## [Problem statement]
Output the material exactly, but drop every image it holds.

## [Records for this exercise]
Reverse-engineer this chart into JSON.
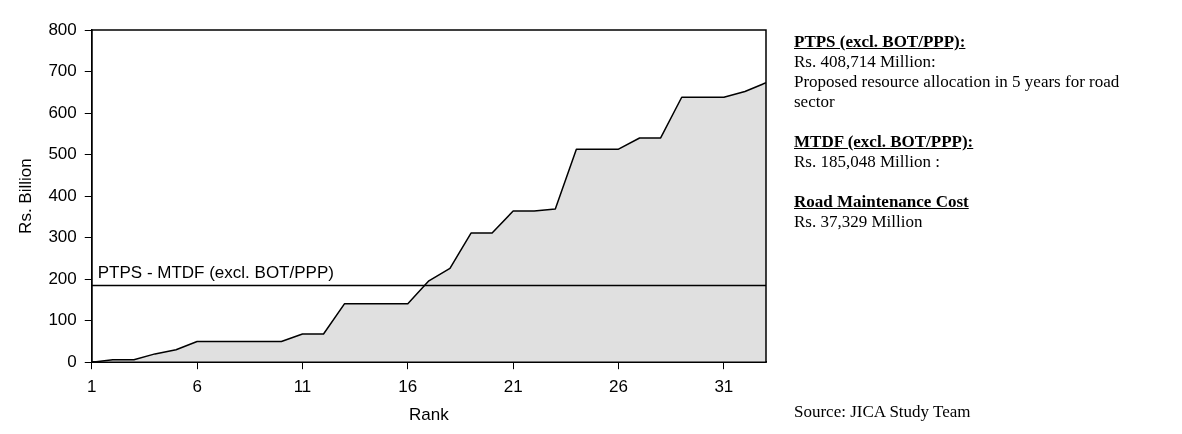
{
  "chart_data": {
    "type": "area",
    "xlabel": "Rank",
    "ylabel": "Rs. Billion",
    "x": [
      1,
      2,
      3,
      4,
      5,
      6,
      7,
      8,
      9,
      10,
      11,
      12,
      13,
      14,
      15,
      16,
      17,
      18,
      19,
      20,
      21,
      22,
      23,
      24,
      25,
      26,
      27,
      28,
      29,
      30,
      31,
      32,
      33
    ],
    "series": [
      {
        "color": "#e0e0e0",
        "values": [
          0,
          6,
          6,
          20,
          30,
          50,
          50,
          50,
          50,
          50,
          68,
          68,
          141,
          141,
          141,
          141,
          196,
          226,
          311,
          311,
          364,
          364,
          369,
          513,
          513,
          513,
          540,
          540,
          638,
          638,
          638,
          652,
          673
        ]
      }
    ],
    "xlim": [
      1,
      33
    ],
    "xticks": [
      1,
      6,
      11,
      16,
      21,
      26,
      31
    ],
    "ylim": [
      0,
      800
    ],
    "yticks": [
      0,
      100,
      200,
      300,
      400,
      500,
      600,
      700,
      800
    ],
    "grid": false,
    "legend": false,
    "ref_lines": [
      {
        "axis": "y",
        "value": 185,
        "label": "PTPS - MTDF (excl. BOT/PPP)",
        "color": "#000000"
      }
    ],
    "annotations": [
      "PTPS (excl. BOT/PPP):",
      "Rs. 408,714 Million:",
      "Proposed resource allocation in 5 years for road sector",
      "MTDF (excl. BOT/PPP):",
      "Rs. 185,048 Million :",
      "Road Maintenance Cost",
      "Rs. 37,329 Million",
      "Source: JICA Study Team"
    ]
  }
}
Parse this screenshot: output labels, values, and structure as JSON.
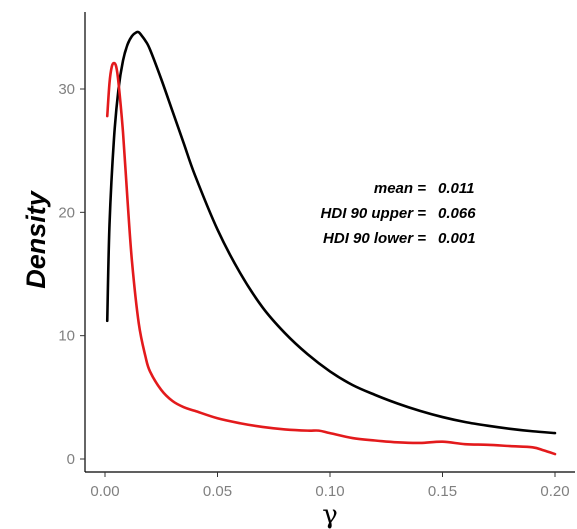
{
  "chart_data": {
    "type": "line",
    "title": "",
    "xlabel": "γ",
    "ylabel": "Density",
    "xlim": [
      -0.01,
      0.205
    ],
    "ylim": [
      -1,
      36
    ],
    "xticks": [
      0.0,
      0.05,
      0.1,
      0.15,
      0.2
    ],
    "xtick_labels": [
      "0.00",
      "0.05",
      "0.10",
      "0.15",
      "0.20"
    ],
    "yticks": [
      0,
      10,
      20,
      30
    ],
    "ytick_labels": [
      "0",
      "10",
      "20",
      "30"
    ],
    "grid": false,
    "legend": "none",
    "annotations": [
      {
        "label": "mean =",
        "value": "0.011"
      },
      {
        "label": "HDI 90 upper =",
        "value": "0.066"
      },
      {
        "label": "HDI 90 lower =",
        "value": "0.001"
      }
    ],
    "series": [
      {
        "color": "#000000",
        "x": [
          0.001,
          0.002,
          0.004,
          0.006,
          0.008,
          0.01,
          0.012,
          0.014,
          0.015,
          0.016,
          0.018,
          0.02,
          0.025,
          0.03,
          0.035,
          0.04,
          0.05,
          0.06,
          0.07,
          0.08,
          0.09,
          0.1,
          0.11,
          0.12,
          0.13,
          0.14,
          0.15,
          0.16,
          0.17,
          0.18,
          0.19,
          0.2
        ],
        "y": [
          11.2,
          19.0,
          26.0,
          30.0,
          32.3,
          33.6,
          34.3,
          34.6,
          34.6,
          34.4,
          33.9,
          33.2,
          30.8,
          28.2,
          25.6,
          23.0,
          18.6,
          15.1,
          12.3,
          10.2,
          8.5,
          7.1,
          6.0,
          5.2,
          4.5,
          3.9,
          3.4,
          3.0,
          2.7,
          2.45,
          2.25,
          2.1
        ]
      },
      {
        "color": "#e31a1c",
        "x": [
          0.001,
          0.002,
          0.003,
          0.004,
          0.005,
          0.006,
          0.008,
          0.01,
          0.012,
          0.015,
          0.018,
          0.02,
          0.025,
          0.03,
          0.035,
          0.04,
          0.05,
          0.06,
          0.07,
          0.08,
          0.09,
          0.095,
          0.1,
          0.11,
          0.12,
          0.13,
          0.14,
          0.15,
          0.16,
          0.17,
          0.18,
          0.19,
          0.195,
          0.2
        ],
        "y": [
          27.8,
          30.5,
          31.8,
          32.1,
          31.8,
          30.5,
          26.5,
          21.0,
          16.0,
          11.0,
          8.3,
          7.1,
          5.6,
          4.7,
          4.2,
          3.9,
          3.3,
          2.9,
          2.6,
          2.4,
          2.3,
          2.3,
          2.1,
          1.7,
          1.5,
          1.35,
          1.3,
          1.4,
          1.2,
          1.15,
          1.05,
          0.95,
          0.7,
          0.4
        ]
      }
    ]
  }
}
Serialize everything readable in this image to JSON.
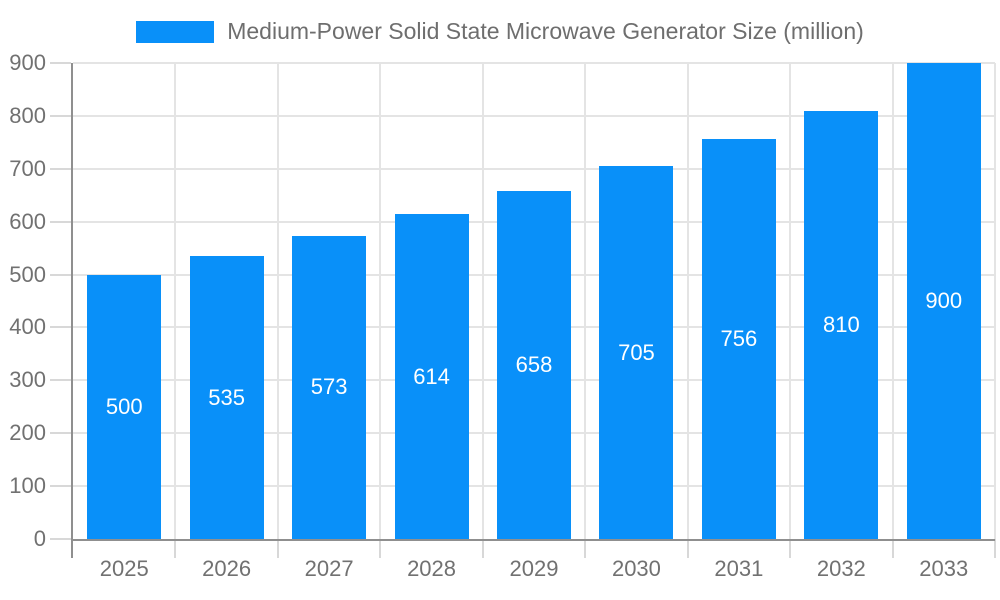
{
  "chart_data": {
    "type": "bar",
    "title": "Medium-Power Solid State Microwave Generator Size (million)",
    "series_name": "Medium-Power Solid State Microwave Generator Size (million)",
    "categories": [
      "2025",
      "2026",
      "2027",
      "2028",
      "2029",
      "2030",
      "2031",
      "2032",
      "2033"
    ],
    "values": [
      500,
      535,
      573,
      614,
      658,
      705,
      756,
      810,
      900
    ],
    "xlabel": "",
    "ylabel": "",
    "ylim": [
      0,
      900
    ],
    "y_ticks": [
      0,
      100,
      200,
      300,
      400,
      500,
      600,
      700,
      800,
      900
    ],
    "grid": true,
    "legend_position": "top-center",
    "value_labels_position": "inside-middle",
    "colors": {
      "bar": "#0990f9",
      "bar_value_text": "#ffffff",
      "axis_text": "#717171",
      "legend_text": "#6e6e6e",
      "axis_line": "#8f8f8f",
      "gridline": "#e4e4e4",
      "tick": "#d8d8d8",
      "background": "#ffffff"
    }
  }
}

## [The answer]
Reverse-engineer this chart into JSON.
{
  "chart_data": {
    "type": "area",
    "xlabel": "Rank",
    "ylabel": "Rs. Billion",
    "x": [
      1,
      2,
      3,
      4,
      5,
      6,
      7,
      8,
      9,
      10,
      11,
      12,
      13,
      14,
      15,
      16,
      17,
      18,
      19,
      20,
      21,
      22,
      23,
      24,
      25,
      26,
      27,
      28,
      29,
      30,
      31,
      32,
      33
    ],
    "series": [
      {
        "color": "#e0e0e0",
        "values": [
          0,
          6,
          6,
          20,
          30,
          50,
          50,
          50,
          50,
          50,
          68,
          68,
          141,
          141,
          141,
          141,
          196,
          226,
          311,
          311,
          364,
          364,
          369,
          513,
          513,
          513,
          540,
          540,
          638,
          638,
          638,
          652,
          673
        ]
      }
    ],
    "xlim": [
      1,
      33
    ],
    "xticks": [
      1,
      6,
      11,
      16,
      21,
      26,
      31
    ],
    "ylim": [
      0,
      800
    ],
    "yticks": [
      0,
      100,
      200,
      300,
      400,
      500,
      600,
      700,
      800
    ],
    "grid": false,
    "legend": false,
    "ref_lines": [
      {
        "axis": "y",
        "value": 185,
        "label": "PTPS - MTDF (excl. BOT/PPP)",
        "color": "#000000"
      }
    ],
    "annotations": [
      "PTPS (excl. BOT/PPP):",
      "Rs. 408,714 Million:",
      "Proposed resource allocation in 5 years for road sector",
      "MTDF (excl. BOT/PPP):",
      "Rs. 185,048 Million :",
      "Road Maintenance Cost",
      "Rs. 37,329 Million",
      "Source: JICA Study Team"
    ]
  }
}
Parse this screenshot: output labels, values, and structure as JSON.
{
  "chart_data": {
    "type": "line",
    "title": "",
    "xlabel": "γ",
    "ylabel": "Density",
    "xlim": [
      -0.01,
      0.205
    ],
    "ylim": [
      -1,
      36
    ],
    "xticks": [
      0.0,
      0.05,
      0.1,
      0.15,
      0.2
    ],
    "xtick_labels": [
      "0.00",
      "0.05",
      "0.10",
      "0.15",
      "0.20"
    ],
    "yticks": [
      0,
      10,
      20,
      30
    ],
    "ytick_labels": [
      "0",
      "10",
      "20",
      "30"
    ],
    "grid": false,
    "legend": "none",
    "annotations": [
      {
        "label": "mean =",
        "value": "0.011"
      },
      {
        "label": "HDI 90 upper =",
        "value": "0.066"
      },
      {
        "label": "HDI 90 lower =",
        "value": "0.001"
      }
    ],
    "series": [
      {
        "color": "#000000",
        "x": [
          0.001,
          0.002,
          0.004,
          0.006,
          0.008,
          0.01,
          0.012,
          0.014,
          0.015,
          0.016,
          0.018,
          0.02,
          0.025,
          0.03,
          0.035,
          0.04,
          0.05,
          0.06,
          0.07,
          0.08,
          0.09,
          0.1,
          0.11,
          0.12,
          0.13,
          0.14,
          0.15,
          0.16,
          0.17,
          0.18,
          0.19,
          0.2
        ],
        "y": [
          11.2,
          19.0,
          26.0,
          30.0,
          32.3,
          33.6,
          34.3,
          34.6,
          34.6,
          34.4,
          33.9,
          33.2,
          30.8,
          28.2,
          25.6,
          23.0,
          18.6,
          15.1,
          12.3,
          10.2,
          8.5,
          7.1,
          6.0,
          5.2,
          4.5,
          3.9,
          3.4,
          3.0,
          2.7,
          2.45,
          2.25,
          2.1
        ]
      },
      {
        "color": "#e31a1c",
        "x": [
          0.001,
          0.002,
          0.003,
          0.004,
          0.005,
          0.006,
          0.008,
          0.01,
          0.012,
          0.015,
          0.018,
          0.02,
          0.025,
          0.03,
          0.035,
          0.04,
          0.05,
          0.06,
          0.07,
          0.08,
          0.09,
          0.095,
          0.1,
          0.11,
          0.12,
          0.13,
          0.14,
          0.15,
          0.16,
          0.17,
          0.18,
          0.19,
          0.195,
          0.2
        ],
        "y": [
          27.8,
          30.5,
          31.8,
          32.1,
          31.8,
          30.5,
          26.5,
          21.0,
          16.0,
          11.0,
          8.3,
          7.1,
          5.6,
          4.7,
          4.2,
          3.9,
          3.3,
          2.9,
          2.6,
          2.4,
          2.3,
          2.3,
          2.1,
          1.7,
          1.5,
          1.35,
          1.3,
          1.4,
          1.2,
          1.15,
          1.05,
          0.95,
          0.7,
          0.4
        ]
      }
    ]
  }
}
Serialize everything readable in this image to JSON.
{
  "chart_data": {
    "type": "bar",
    "title": "Medium-Power Solid State Microwave Generator Size (million)",
    "series_name": "Medium-Power Solid State Microwave Generator Size (million)",
    "categories": [
      "2025",
      "2026",
      "2027",
      "2028",
      "2029",
      "2030",
      "2031",
      "2032",
      "2033"
    ],
    "values": [
      500,
      535,
      573,
      614,
      658,
      705,
      756,
      810,
      900
    ],
    "xlabel": "",
    "ylabel": "",
    "ylim": [
      0,
      900
    ],
    "y_ticks": [
      0,
      100,
      200,
      300,
      400,
      500,
      600,
      700,
      800,
      900
    ],
    "grid": true,
    "legend_position": "top-center",
    "value_labels_position": "inside-middle",
    "colors": {
      "bar": "#0990f9",
      "bar_value_text": "#ffffff",
      "axis_text": "#717171",
      "legend_text": "#6e6e6e",
      "axis_line": "#8f8f8f",
      "gridline": "#e4e4e4",
      "tick": "#d8d8d8",
      "background": "#ffffff"
    }
  }
}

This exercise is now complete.